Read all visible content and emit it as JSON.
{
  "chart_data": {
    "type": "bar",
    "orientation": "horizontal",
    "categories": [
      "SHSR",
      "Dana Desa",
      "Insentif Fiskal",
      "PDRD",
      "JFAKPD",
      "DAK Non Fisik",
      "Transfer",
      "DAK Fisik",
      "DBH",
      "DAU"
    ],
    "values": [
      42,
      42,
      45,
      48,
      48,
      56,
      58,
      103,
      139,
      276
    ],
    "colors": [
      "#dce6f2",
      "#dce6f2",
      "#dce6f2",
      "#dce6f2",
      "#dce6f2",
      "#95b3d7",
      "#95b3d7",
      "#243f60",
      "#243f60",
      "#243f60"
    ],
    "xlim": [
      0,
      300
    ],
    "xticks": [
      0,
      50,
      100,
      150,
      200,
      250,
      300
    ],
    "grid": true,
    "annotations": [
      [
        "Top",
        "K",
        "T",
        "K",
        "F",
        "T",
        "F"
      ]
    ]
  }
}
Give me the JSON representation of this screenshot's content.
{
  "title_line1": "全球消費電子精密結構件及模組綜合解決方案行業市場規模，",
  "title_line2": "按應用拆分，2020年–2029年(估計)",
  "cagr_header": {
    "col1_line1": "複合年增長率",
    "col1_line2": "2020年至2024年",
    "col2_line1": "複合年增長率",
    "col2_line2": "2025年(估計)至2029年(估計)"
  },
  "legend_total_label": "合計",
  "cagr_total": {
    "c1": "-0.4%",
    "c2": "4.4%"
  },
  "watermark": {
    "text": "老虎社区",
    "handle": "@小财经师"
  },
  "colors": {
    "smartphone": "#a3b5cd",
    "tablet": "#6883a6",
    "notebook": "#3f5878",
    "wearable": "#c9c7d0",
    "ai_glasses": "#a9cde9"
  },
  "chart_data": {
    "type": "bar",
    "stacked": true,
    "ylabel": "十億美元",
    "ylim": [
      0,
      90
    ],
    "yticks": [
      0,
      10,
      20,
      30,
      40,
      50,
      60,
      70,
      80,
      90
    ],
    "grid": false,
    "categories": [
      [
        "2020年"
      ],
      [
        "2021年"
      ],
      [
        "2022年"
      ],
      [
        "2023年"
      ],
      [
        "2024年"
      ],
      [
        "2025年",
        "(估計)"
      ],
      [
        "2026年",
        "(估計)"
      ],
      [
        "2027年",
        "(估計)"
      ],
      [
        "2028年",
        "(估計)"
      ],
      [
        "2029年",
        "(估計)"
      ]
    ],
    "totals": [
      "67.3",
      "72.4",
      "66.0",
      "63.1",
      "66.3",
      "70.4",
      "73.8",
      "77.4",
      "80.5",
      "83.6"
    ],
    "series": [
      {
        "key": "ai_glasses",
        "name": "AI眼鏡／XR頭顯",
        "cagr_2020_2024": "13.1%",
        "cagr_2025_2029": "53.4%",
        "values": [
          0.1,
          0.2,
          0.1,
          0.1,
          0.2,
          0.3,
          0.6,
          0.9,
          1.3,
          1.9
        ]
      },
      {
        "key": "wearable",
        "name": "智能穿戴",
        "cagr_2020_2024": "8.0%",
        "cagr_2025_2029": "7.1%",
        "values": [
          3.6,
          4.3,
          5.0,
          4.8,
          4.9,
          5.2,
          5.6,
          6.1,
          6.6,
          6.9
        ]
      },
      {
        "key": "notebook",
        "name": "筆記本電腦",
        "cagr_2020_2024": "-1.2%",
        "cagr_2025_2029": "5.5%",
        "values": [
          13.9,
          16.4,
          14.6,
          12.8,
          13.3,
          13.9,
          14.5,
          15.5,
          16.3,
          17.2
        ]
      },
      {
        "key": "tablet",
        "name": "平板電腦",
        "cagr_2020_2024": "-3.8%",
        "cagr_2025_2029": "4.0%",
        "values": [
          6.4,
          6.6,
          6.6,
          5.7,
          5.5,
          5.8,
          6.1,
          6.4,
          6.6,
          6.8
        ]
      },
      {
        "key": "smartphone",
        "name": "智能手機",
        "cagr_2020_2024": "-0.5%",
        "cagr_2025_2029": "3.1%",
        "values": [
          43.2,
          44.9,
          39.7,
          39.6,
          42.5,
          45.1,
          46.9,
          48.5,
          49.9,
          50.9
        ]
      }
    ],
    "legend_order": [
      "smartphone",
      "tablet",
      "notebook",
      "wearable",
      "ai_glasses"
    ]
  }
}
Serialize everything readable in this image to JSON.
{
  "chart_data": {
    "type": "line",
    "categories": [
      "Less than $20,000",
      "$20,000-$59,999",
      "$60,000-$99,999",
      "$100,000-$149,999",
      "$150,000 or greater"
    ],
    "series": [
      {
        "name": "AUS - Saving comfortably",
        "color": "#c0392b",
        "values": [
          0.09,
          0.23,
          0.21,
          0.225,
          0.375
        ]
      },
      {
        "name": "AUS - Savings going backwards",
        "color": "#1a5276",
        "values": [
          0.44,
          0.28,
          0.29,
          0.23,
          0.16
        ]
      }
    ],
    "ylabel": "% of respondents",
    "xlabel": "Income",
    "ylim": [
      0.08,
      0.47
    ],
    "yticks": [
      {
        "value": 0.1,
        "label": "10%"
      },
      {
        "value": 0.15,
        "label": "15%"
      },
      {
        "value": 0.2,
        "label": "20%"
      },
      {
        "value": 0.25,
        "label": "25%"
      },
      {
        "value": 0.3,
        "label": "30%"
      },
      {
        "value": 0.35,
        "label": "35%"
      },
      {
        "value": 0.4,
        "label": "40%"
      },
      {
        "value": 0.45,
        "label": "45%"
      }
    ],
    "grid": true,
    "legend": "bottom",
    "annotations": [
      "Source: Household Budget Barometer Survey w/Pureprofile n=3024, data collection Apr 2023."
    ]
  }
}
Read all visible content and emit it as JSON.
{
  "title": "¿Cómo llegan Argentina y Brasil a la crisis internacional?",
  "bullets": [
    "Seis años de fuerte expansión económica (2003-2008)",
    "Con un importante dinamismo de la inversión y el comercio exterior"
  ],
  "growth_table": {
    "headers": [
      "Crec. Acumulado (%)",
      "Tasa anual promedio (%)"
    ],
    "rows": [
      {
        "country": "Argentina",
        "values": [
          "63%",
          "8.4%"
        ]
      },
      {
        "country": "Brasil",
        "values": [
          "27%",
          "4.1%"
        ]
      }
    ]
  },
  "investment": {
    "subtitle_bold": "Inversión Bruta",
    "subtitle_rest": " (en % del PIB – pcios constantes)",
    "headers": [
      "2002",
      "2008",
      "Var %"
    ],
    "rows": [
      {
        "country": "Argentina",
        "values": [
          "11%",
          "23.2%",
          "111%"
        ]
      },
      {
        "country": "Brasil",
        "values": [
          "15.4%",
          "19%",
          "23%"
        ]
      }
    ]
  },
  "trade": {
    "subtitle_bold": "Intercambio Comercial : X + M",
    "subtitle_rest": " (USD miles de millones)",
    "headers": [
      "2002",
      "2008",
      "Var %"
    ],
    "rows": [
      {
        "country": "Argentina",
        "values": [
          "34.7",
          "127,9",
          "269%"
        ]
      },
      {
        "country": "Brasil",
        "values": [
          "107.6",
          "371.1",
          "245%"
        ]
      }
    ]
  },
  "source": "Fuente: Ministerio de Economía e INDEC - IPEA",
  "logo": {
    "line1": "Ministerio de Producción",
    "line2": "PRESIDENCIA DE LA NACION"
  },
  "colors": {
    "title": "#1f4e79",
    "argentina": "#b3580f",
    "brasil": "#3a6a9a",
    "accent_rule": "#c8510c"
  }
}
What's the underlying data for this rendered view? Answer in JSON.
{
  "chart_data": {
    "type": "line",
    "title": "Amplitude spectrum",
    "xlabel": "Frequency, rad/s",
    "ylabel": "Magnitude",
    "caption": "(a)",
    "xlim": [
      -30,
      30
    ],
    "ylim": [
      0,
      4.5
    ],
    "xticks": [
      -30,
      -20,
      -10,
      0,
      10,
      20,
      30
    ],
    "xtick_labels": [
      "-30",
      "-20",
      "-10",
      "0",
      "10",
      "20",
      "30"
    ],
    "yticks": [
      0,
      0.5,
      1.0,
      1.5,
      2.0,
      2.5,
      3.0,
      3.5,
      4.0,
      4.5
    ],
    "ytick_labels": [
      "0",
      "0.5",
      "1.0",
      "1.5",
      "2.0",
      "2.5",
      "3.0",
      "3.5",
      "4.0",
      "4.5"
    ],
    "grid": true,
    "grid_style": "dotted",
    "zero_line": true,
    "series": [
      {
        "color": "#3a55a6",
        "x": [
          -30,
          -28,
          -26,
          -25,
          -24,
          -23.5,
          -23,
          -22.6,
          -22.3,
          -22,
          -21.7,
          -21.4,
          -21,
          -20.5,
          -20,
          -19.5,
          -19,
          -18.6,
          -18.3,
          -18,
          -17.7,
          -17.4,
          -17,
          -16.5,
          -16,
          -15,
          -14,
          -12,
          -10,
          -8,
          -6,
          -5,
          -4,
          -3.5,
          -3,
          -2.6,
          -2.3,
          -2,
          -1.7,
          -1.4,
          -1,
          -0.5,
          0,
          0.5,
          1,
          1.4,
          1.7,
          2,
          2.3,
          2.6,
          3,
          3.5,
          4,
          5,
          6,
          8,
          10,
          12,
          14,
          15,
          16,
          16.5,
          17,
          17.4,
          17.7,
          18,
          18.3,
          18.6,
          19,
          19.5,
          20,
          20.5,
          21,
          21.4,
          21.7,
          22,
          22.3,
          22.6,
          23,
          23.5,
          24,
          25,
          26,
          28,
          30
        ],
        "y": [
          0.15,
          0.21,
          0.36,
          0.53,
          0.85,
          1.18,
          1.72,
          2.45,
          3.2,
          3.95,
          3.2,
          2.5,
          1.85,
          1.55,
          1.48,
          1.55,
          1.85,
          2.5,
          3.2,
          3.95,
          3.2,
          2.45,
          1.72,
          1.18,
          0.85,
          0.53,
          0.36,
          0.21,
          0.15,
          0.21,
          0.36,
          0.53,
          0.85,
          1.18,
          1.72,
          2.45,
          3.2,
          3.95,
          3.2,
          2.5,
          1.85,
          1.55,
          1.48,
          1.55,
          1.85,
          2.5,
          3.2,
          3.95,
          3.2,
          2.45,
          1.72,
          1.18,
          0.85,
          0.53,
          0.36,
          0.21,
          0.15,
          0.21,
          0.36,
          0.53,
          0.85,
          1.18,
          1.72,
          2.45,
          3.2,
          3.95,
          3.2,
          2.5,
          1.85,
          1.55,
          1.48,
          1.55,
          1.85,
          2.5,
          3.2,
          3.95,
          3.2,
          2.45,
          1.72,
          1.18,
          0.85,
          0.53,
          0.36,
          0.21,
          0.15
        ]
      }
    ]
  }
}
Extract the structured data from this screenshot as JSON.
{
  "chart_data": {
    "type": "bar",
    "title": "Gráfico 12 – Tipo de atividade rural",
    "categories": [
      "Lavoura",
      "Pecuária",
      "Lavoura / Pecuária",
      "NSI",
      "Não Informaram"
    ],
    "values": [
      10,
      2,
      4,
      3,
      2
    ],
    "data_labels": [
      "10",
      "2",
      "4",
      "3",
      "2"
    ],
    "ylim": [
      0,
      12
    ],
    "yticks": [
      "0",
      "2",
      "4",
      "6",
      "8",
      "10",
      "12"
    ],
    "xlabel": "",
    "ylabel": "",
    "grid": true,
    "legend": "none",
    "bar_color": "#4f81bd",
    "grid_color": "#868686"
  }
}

● ● ●

## Work instructions
Look through the records and gather every line containing "name".

## Exercise answer
        "name": "AI眼鏡／XR頭顯",
        "name": "智能穿戴",
        "name": "筆記本電腦",
        "name": "平板電腦",
        "name": "智能手機",
        "name": "AUS - Saving comfortably",
        "name": "AUS - Savings going backwards",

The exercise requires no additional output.